■ Short task
Please repeat all of the listing exactly.

(Extracted records)
■ ■ ■ ■ ■
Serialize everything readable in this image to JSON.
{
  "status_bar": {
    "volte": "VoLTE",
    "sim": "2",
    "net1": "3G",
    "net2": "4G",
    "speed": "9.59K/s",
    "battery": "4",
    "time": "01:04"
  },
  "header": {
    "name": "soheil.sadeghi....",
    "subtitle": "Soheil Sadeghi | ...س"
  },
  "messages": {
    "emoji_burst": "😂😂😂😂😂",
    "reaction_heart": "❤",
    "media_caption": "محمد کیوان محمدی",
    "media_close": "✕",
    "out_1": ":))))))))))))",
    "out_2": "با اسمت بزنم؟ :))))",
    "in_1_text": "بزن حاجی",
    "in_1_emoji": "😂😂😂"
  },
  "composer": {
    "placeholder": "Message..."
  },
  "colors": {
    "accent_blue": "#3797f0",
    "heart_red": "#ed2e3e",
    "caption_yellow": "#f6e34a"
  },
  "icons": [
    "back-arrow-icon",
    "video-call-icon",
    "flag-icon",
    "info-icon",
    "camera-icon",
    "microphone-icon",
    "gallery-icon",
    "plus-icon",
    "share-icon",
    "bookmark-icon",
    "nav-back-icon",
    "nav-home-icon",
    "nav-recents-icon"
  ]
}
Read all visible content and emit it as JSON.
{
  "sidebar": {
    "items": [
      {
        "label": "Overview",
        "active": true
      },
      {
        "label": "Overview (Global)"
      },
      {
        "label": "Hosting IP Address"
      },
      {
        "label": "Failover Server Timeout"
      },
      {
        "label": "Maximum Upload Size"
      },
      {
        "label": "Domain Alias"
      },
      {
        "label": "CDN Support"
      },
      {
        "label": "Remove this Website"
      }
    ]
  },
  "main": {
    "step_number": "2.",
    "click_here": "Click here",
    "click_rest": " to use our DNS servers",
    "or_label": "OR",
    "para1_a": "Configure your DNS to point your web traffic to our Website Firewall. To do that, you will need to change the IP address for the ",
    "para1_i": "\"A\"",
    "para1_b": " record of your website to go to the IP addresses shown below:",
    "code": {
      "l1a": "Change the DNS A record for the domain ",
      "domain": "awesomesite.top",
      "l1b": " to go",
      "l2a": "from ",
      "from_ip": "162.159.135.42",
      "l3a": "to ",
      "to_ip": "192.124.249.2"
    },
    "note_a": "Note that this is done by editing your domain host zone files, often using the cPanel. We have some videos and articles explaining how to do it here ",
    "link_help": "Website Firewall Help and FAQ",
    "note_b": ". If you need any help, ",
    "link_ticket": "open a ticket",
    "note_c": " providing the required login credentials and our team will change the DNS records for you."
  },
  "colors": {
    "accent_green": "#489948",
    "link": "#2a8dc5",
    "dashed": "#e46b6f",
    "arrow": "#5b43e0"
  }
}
■ ■ ■ ■ ■
■ Result of the task
Serialize everything readable in this image to JSON.
{
  "status_bar": {
    "volte": "VoLTE",
    "sim": "2",
    "net1": "3G",
    "net2": "4G",
    "speed": "9.59K/s",
    "battery": "4",
    "time": "01:04"
  },
  "header": {
    "name": "soheil.sadeghi....",
    "subtitle": "Soheil Sadeghi | ...س"
  },
  "messages": {
    "emoji_burst": "😂😂😂😂😂",
    "reaction_heart": "❤",
    "media_caption": "محمد کیوان محمدی",
    "media_close": "✕",
    "out_1": ":))))))))))))",
    "out_2": "با اسمت بزنم؟ :))))",
    "in_1_text": "بزن حاجی",
    "in_1_emoji": "😂😂😂"
  },
  "composer": {
    "placeholder": "Message..."
  },
  "colors": {
    "accent_blue": "#3797f0",
    "heart_red": "#ed2e3e",
    "caption_yellow": "#f6e34a"
  },
  "icons": [
    "back-arrow-icon",
    "video-call-icon",
    "flag-icon",
    "info-icon",
    "camera-icon",
    "microphone-icon",
    "gallery-icon",
    "plus-icon",
    "share-icon",
    "bookmark-icon",
    "nav-back-icon",
    "nav-home-icon",
    "nav-recents-icon"
  ]
}
Read all visible content and emit it as JSON.
{
  "sidebar": {
    "items": [
      {
        "label": "Overview",
        "active": true
      },
      {
        "label": "Overview (Global)"
      },
      {
        "label": "Hosting IP Address"
      },
      {
        "label": "Failover Server Timeout"
      },
      {
        "label": "Maximum Upload Size"
      },
      {
        "label": "Domain Alias"
      },
      {
        "label": "CDN Support"
      },
      {
        "label": "Remove this Website"
      }
    ]
  },
  "main": {
    "step_number": "2.",
    "click_here": "Click here",
    "click_rest": " to use our DNS servers",
    "or_label": "OR",
    "para1_a": "Configure your DNS to point your web traffic to our Website Firewall. To do that, you will need to change the IP address for the ",
    "para1_i": "\"A\"",
    "para1_b": " record of your website to go to the IP addresses shown below:",
    "code": {
      "l1a": "Change the DNS A record for the domain ",
      "domain": "awesomesite.top",
      "l1b": " to go",
      "l2a": "from ",
      "from_ip": "162.159.135.42",
      "l3a": "to ",
      "to_ip": "192.124.249.2"
    },
    "note_a": "Note that this is done by editing your domain host zone files, often using the cPanel. We have some videos and articles explaining how to do it here ",
    "link_help": "Website Firewall Help and FAQ",
    "note_b": ". If you need any help, ",
    "link_ticket": "open a ticket",
    "note_c": " providing the required login credentials and our team will change the DNS records for you."
  },
  "colors": {
    "accent_green": "#489948",
    "link": "#2a8dc5",
    "dashed": "#e46b6f",
    "arrow": "#5b43e0"
  }
}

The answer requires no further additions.